# Requirement
Drop every picture and give the entries back exactly.

# Recorded information
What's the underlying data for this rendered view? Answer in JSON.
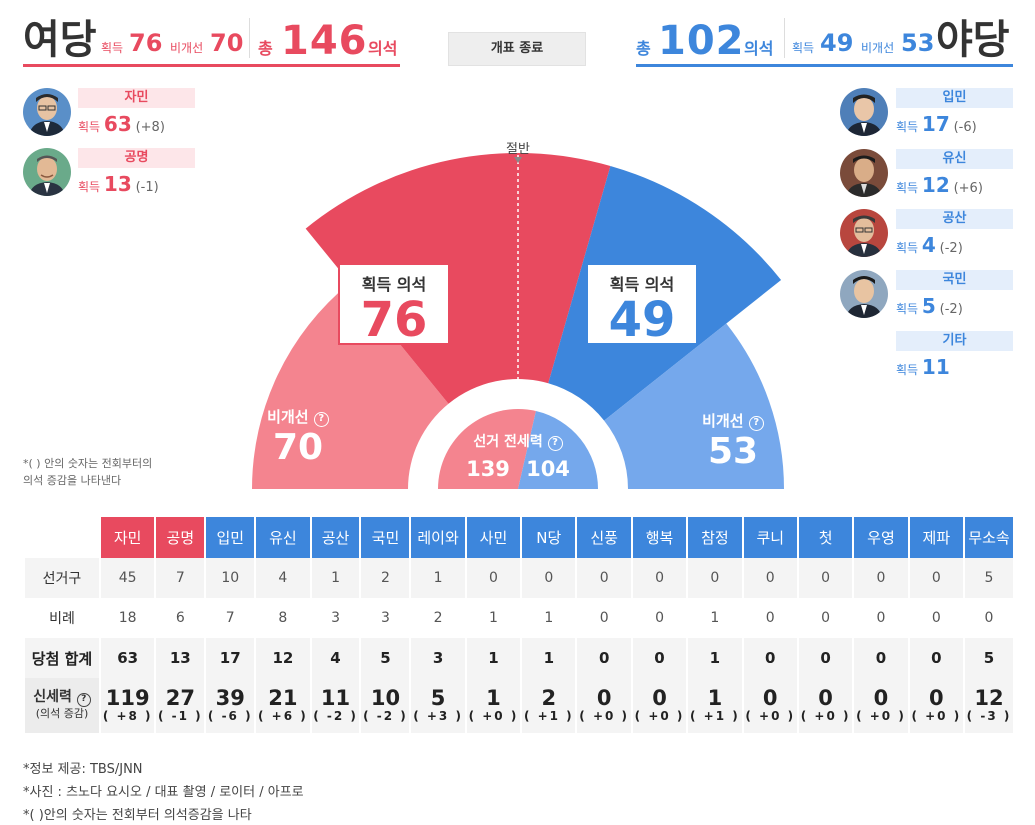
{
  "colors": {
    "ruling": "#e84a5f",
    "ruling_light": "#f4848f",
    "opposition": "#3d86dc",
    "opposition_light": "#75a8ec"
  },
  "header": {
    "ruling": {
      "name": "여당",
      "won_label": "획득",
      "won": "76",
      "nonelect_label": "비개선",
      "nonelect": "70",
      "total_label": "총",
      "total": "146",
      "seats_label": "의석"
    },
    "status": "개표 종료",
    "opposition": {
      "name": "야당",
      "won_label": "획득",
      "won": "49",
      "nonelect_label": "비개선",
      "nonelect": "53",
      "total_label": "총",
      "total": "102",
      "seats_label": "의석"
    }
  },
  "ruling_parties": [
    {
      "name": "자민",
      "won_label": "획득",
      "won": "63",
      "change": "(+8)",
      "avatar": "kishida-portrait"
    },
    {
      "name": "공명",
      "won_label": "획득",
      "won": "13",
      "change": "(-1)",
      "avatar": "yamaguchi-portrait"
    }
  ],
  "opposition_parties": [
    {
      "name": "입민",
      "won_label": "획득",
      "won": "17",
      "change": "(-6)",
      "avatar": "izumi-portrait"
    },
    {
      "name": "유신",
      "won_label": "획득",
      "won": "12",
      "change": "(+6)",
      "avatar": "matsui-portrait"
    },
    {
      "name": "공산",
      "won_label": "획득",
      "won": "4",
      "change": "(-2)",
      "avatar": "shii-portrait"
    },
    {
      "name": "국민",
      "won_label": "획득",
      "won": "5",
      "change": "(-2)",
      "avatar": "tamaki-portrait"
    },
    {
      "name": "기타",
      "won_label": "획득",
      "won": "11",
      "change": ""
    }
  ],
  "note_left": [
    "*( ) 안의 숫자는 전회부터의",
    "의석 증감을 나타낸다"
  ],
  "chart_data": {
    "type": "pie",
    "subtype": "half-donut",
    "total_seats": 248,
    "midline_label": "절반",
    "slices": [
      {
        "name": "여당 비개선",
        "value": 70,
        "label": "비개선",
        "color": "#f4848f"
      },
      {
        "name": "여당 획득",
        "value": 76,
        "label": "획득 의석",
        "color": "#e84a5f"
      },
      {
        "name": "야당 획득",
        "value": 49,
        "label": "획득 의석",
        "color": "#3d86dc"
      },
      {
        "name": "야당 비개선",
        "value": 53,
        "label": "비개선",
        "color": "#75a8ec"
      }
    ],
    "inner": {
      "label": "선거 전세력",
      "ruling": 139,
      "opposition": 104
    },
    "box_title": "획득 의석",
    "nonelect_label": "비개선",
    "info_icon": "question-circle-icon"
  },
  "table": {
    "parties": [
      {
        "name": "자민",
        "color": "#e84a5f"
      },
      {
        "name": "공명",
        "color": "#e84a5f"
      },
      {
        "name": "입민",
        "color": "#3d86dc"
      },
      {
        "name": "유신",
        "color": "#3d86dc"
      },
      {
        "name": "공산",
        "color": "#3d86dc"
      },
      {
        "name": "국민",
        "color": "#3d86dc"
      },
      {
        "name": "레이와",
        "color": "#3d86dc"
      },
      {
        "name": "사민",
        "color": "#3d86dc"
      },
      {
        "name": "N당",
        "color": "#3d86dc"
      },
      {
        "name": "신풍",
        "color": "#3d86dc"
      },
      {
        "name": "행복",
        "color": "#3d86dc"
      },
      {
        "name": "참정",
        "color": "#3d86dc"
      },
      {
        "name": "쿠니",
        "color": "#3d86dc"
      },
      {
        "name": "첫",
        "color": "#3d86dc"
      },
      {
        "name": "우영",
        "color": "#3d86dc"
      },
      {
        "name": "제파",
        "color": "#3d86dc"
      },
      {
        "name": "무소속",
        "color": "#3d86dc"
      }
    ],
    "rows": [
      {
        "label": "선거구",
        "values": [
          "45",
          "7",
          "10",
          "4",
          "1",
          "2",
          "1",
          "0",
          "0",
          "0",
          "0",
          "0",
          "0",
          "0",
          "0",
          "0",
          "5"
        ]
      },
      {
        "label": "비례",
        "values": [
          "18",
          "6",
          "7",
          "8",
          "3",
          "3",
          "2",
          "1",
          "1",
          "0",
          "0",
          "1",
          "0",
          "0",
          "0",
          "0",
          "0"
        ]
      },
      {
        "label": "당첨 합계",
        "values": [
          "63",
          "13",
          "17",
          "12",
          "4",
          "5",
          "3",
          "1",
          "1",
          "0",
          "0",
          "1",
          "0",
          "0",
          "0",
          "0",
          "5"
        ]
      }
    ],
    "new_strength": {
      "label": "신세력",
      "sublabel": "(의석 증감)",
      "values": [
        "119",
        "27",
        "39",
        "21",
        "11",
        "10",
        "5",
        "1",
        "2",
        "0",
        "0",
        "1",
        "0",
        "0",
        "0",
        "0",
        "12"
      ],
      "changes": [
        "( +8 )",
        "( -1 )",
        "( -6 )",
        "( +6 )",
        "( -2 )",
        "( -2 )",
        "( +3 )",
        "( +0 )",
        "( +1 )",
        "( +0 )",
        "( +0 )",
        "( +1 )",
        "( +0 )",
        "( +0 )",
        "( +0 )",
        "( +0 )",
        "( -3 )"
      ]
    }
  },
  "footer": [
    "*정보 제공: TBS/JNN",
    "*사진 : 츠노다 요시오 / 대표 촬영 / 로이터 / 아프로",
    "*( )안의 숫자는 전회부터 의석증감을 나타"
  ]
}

# Solved problem
What's the underlying data for this rendered view? Answer in JSON.
{
  "colors": {
    "ruling": "#e84a5f",
    "ruling_light": "#f4848f",
    "opposition": "#3d86dc",
    "opposition_light": "#75a8ec"
  },
  "header": {
    "ruling": {
      "name": "여당",
      "won_label": "획득",
      "won": "76",
      "nonelect_label": "비개선",
      "nonelect": "70",
      "total_label": "총",
      "total": "146",
      "seats_label": "의석"
    },
    "status": "개표 종료",
    "opposition": {
      "name": "야당",
      "won_label": "획득",
      "won": "49",
      "nonelect_label": "비개선",
      "nonelect": "53",
      "total_label": "총",
      "total": "102",
      "seats_label": "의석"
    }
  },
  "ruling_parties": [
    {
      "name": "자민",
      "won_label": "획득",
      "won": "63",
      "change": "(+8)",
      "avatar": "kishida-portrait"
    },
    {
      "name": "공명",
      "won_label": "획득",
      "won": "13",
      "change": "(-1)",
      "avatar": "yamaguchi-portrait"
    }
  ],
  "opposition_parties": [
    {
      "name": "입민",
      "won_label": "획득",
      "won": "17",
      "change": "(-6)",
      "avatar": "izumi-portrait"
    },
    {
      "name": "유신",
      "won_label": "획득",
      "won": "12",
      "change": "(+6)",
      "avatar": "matsui-portrait"
    },
    {
      "name": "공산",
      "won_label": "획득",
      "won": "4",
      "change": "(-2)",
      "avatar": "shii-portrait"
    },
    {
      "name": "국민",
      "won_label": "획득",
      "won": "5",
      "change": "(-2)",
      "avatar": "tamaki-portrait"
    },
    {
      "name": "기타",
      "won_label": "획득",
      "won": "11",
      "change": ""
    }
  ],
  "note_left": [
    "*( ) 안의 숫자는 전회부터의",
    "의석 증감을 나타낸다"
  ],
  "chart_data": {
    "type": "pie",
    "subtype": "half-donut",
    "total_seats": 248,
    "midline_label": "절반",
    "slices": [
      {
        "name": "여당 비개선",
        "value": 70,
        "label": "비개선",
        "color": "#f4848f"
      },
      {
        "name": "여당 획득",
        "value": 76,
        "label": "획득 의석",
        "color": "#e84a5f"
      },
      {
        "name": "야당 획득",
        "value": 49,
        "label": "획득 의석",
        "color": "#3d86dc"
      },
      {
        "name": "야당 비개선",
        "value": 53,
        "label": "비개선",
        "color": "#75a8ec"
      }
    ],
    "inner": {
      "label": "선거 전세력",
      "ruling": 139,
      "opposition": 104
    },
    "box_title": "획득 의석",
    "nonelect_label": "비개선",
    "info_icon": "question-circle-icon"
  },
  "table": {
    "parties": [
      {
        "name": "자민",
        "color": "#e84a5f"
      },
      {
        "name": "공명",
        "color": "#e84a5f"
      },
      {
        "name": "입민",
        "color": "#3d86dc"
      },
      {
        "name": "유신",
        "color": "#3d86dc"
      },
      {
        "name": "공산",
        "color": "#3d86dc"
      },
      {
        "name": "국민",
        "color": "#3d86dc"
      },
      {
        "name": "레이와",
        "color": "#3d86dc"
      },
      {
        "name": "사민",
        "color": "#3d86dc"
      },
      {
        "name": "N당",
        "color": "#3d86dc"
      },
      {
        "name": "신풍",
        "color": "#3d86dc"
      },
      {
        "name": "행복",
        "color": "#3d86dc"
      },
      {
        "name": "참정",
        "color": "#3d86dc"
      },
      {
        "name": "쿠니",
        "color": "#3d86dc"
      },
      {
        "name": "첫",
        "color": "#3d86dc"
      },
      {
        "name": "우영",
        "color": "#3d86dc"
      },
      {
        "name": "제파",
        "color": "#3d86dc"
      },
      {
        "name": "무소속",
        "color": "#3d86dc"
      }
    ],
    "rows": [
      {
        "label": "선거구",
        "values": [
          "45",
          "7",
          "10",
          "4",
          "1",
          "2",
          "1",
          "0",
          "0",
          "0",
          "0",
          "0",
          "0",
          "0",
          "0",
          "0",
          "5"
        ]
      },
      {
        "label": "비례",
        "values": [
          "18",
          "6",
          "7",
          "8",
          "3",
          "3",
          "2",
          "1",
          "1",
          "0",
          "0",
          "1",
          "0",
          "0",
          "0",
          "0",
          "0"
        ]
      },
      {
        "label": "당첨 합계",
        "values": [
          "63",
          "13",
          "17",
          "12",
          "4",
          "5",
          "3",
          "1",
          "1",
          "0",
          "0",
          "1",
          "0",
          "0",
          "0",
          "0",
          "5"
        ]
      }
    ],
    "new_strength": {
      "label": "신세력",
      "sublabel": "(의석 증감)",
      "values": [
        "119",
        "27",
        "39",
        "21",
        "11",
        "10",
        "5",
        "1",
        "2",
        "0",
        "0",
        "1",
        "0",
        "0",
        "0",
        "0",
        "12"
      ],
      "changes": [
        "( +8 )",
        "( -1 )",
        "( -6 )",
        "( +6 )",
        "( -2 )",
        "( -2 )",
        "( +3 )",
        "( +0 )",
        "( +1 )",
        "( +0 )",
        "( +0 )",
        "( +1 )",
        "( +0 )",
        "( +0 )",
        "( +0 )",
        "( +0 )",
        "( -3 )"
      ]
    }
  },
  "footer": [
    "*정보 제공: TBS/JNN",
    "*사진 : 츠노다 요시오 / 대표 촬영 / 로이터 / 아프로",
    "*( )안의 숫자는 전회부터 의석증감을 나타"
  ]
}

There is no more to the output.